GOAL →
Every line that includes the word "vuông" is to be listed.

INPUT MATERIAL →
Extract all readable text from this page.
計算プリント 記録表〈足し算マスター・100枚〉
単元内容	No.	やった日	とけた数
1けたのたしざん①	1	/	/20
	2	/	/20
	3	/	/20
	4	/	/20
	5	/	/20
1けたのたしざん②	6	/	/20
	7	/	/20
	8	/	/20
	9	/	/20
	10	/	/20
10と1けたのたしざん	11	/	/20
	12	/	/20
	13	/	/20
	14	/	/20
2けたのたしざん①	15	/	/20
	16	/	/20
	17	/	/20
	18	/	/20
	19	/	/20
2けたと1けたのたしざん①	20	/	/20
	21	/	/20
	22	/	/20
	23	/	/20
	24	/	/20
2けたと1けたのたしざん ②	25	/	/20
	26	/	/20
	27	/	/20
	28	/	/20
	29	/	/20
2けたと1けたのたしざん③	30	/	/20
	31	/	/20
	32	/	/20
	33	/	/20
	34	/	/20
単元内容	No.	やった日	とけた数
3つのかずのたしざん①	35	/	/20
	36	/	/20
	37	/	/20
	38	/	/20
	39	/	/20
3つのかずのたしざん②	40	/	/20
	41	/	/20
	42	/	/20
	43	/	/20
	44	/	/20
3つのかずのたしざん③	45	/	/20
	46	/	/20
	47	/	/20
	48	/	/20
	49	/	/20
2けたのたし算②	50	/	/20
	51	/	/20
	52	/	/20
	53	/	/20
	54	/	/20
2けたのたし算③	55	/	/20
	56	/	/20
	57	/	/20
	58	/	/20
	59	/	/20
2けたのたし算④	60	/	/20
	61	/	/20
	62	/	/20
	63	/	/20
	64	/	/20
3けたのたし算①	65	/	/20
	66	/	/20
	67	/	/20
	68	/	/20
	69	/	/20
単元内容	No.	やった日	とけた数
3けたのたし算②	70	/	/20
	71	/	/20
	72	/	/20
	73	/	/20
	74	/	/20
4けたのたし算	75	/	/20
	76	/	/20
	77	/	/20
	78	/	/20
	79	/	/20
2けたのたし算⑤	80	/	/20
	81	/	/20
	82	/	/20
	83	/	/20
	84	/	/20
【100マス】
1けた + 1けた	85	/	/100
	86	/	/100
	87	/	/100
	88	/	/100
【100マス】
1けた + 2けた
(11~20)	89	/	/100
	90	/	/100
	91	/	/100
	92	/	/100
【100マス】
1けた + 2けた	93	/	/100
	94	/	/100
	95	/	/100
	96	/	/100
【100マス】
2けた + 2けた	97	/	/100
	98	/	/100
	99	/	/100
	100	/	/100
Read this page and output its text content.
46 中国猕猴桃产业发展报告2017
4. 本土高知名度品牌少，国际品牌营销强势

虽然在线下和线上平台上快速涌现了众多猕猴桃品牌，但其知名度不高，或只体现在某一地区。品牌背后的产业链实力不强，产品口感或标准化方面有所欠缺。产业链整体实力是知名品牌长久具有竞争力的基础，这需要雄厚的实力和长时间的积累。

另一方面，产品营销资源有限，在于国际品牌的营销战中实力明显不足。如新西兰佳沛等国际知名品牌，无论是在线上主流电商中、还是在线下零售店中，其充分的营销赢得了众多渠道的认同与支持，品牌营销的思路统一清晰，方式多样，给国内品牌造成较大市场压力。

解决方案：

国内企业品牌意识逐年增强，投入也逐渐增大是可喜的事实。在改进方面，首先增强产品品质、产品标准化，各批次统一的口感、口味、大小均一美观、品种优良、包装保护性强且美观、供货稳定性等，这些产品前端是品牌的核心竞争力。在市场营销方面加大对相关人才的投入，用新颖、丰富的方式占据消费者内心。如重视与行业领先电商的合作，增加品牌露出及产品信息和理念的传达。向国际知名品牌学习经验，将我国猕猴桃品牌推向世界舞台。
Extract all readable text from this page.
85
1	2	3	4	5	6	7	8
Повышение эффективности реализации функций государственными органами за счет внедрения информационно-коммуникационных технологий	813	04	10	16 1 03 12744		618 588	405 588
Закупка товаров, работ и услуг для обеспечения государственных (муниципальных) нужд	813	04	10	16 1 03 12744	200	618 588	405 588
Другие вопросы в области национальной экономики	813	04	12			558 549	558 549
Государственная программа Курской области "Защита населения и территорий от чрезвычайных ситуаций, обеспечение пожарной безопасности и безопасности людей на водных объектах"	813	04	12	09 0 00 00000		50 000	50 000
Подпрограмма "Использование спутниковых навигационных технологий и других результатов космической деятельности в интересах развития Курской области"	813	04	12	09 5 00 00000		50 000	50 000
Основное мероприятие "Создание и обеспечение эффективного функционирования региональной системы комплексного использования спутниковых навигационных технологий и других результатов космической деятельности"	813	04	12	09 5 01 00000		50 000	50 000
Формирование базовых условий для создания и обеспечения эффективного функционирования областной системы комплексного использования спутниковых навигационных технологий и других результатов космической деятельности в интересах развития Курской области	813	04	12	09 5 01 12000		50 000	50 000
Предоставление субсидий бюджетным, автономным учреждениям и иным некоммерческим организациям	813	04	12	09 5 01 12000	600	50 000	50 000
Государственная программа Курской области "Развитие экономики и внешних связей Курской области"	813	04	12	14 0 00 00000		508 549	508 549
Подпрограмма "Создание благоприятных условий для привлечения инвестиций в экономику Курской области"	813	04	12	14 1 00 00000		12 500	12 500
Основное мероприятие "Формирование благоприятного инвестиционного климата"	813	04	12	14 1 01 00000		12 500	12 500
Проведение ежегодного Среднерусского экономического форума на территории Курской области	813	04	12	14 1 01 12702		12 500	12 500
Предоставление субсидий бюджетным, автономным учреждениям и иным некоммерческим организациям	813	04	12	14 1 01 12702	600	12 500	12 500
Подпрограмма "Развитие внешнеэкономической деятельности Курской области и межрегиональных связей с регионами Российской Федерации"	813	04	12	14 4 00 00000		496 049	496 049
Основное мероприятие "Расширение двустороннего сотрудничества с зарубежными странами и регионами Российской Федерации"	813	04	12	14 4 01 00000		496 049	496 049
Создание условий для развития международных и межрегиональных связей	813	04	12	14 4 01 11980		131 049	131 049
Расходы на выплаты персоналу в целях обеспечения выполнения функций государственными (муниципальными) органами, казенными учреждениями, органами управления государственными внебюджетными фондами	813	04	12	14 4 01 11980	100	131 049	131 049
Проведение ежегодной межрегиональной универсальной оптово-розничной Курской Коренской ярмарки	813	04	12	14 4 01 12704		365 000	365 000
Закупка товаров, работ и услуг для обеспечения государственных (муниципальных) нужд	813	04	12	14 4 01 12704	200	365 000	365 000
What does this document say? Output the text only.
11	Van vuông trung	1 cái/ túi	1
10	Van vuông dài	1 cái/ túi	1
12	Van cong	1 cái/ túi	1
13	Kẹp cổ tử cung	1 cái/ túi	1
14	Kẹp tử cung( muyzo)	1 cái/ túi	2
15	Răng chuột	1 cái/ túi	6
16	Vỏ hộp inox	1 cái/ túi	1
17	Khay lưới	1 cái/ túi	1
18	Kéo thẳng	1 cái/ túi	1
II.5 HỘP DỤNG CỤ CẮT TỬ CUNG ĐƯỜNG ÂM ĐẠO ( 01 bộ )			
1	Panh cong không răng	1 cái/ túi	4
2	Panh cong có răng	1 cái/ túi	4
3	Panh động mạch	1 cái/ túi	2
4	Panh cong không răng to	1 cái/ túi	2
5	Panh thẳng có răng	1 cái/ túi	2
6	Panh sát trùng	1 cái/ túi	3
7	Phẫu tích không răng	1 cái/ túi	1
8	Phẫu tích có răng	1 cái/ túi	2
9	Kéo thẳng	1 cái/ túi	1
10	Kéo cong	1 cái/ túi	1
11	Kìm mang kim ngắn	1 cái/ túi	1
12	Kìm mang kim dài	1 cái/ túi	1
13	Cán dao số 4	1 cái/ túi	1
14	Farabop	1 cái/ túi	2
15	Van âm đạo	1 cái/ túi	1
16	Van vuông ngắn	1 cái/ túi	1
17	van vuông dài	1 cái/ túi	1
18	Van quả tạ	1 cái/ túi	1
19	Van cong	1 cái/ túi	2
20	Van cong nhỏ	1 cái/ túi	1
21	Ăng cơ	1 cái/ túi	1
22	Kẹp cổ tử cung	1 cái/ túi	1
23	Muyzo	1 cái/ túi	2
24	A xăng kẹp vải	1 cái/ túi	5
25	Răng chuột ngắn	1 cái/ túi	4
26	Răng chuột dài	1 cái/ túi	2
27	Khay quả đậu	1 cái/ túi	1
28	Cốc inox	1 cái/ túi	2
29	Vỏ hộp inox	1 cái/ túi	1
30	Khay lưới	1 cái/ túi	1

OUTPUT FOR THIS EXERCISE →
11	Van vuông trung	1 cái/ túi	1
10	Van vuông dài	1 cái/ túi	1
16	Van vuông ngắn	1 cái/ túi	1
17	van vuông dài	1 cái/ túi	1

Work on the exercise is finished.